[STATED TASK] Reproduce the listing word for word, leaving every picture behind.

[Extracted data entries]
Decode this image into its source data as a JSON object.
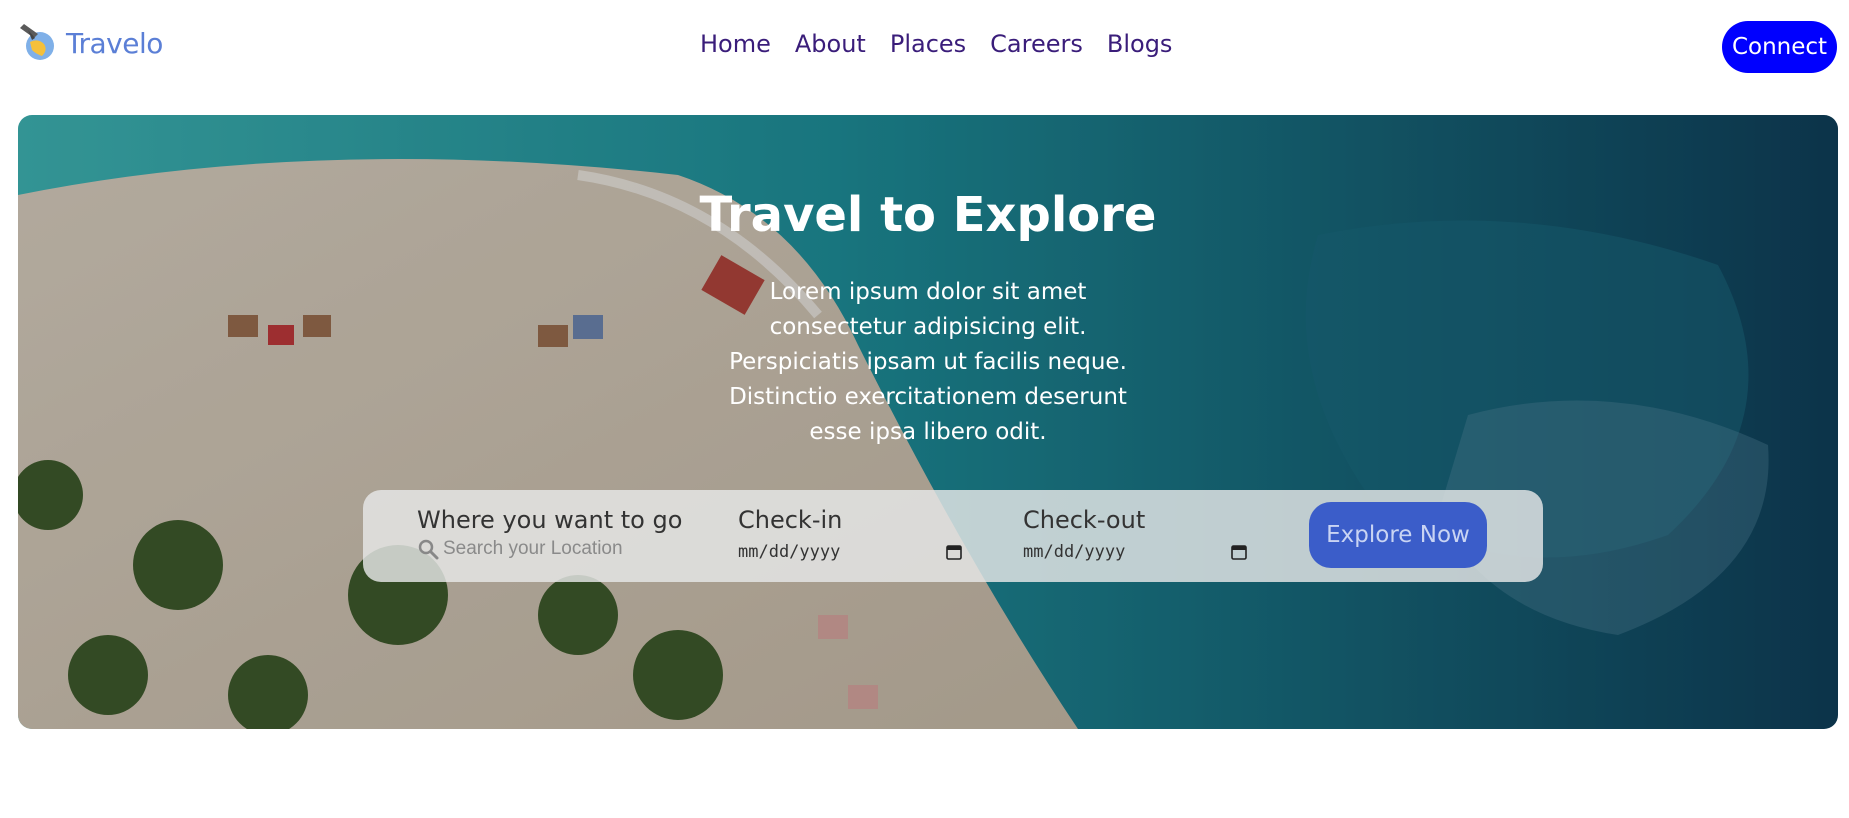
{
  "brand": {
    "name": "Travelo",
    "color": "#5b7fd6",
    "icon": "plane-globe-icon"
  },
  "nav": {
    "color": "#3a1d7a",
    "items": [
      "Home",
      "About",
      "Places",
      "Careers",
      "Blogs"
    ]
  },
  "header": {
    "connect_label": "Connect",
    "connect_color": "#0000ff"
  },
  "hero": {
    "title": "Travel to Explore",
    "text": "Lorem ipsum dolor sit amet consectetur adipisicing elit. Perspiciatis ipsam ut facilis neque. Distinctio exercitationem deserunt esse ipsa libero odit."
  },
  "search": {
    "where_label": "Where you want to go",
    "where_placeholder": "Search your Location",
    "checkin_label": "Check-in",
    "checkin_value": "mm/dd/yyyy",
    "checkout_label": "Check-out",
    "checkout_value": "mm/dd/yyyy",
    "explore_label": "Explore Now",
    "explore_color": "#3b5dc9"
  }
}
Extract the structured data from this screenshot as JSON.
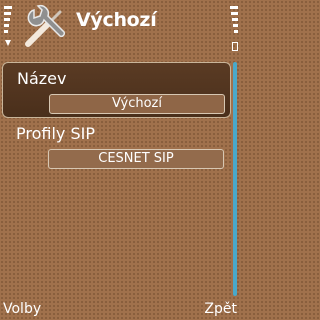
{
  "header": {
    "title": "Výchozí",
    "app_icon": "settings-tools-icon"
  },
  "status": {
    "signal_icon": "signal-strength-icon",
    "battery_icon": "battery-icon"
  },
  "items": [
    {
      "label": "Název",
      "value": "Výchozí",
      "selected": true
    },
    {
      "label": "Profily SIP",
      "value": "CESNET SIP",
      "selected": false
    }
  ],
  "softkeys": {
    "left": "Volby",
    "right": "Zpět"
  },
  "colors": {
    "background": "#a0714c",
    "selection": "#4f331f",
    "scrollbar": "#4aa9c9"
  }
}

[SOLUTION TO THE PROBLEM]
Decode this image into its source data as a JSON object.
{
  "brand": {
    "name": "Travelo",
    "color": "#5b7fd6",
    "icon": "plane-globe-icon"
  },
  "nav": {
    "color": "#3a1d7a",
    "items": [
      "Home",
      "About",
      "Places",
      "Careers",
      "Blogs"
    ]
  },
  "header": {
    "connect_label": "Connect",
    "connect_color": "#0000ff"
  },
  "hero": {
    "title": "Travel to Explore",
    "text": "Lorem ipsum dolor sit amet consectetur adipisicing elit. Perspiciatis ipsam ut facilis neque. Distinctio exercitationem deserunt esse ipsa libero odit."
  },
  "search": {
    "where_label": "Where you want to go",
    "where_placeholder": "Search your Location",
    "checkin_label": "Check-in",
    "checkin_value": "mm/dd/yyyy",
    "checkout_label": "Check-out",
    "checkout_value": "mm/dd/yyyy",
    "explore_label": "Explore Now",
    "explore_color": "#3b5dc9"
  }
}
Extract the structured data from this screenshot as JSON.
{
  "header": {
    "title": "Výchozí",
    "app_icon": "settings-tools-icon"
  },
  "status": {
    "signal_icon": "signal-strength-icon",
    "battery_icon": "battery-icon"
  },
  "items": [
    {
      "label": "Název",
      "value": "Výchozí",
      "selected": true
    },
    {
      "label": "Profily SIP",
      "value": "CESNET SIP",
      "selected": false
    }
  ],
  "softkeys": {
    "left": "Volby",
    "right": "Zpět"
  },
  "colors": {
    "background": "#a0714c",
    "selection": "#4f331f",
    "scrollbar": "#4aa9c9"
  }
}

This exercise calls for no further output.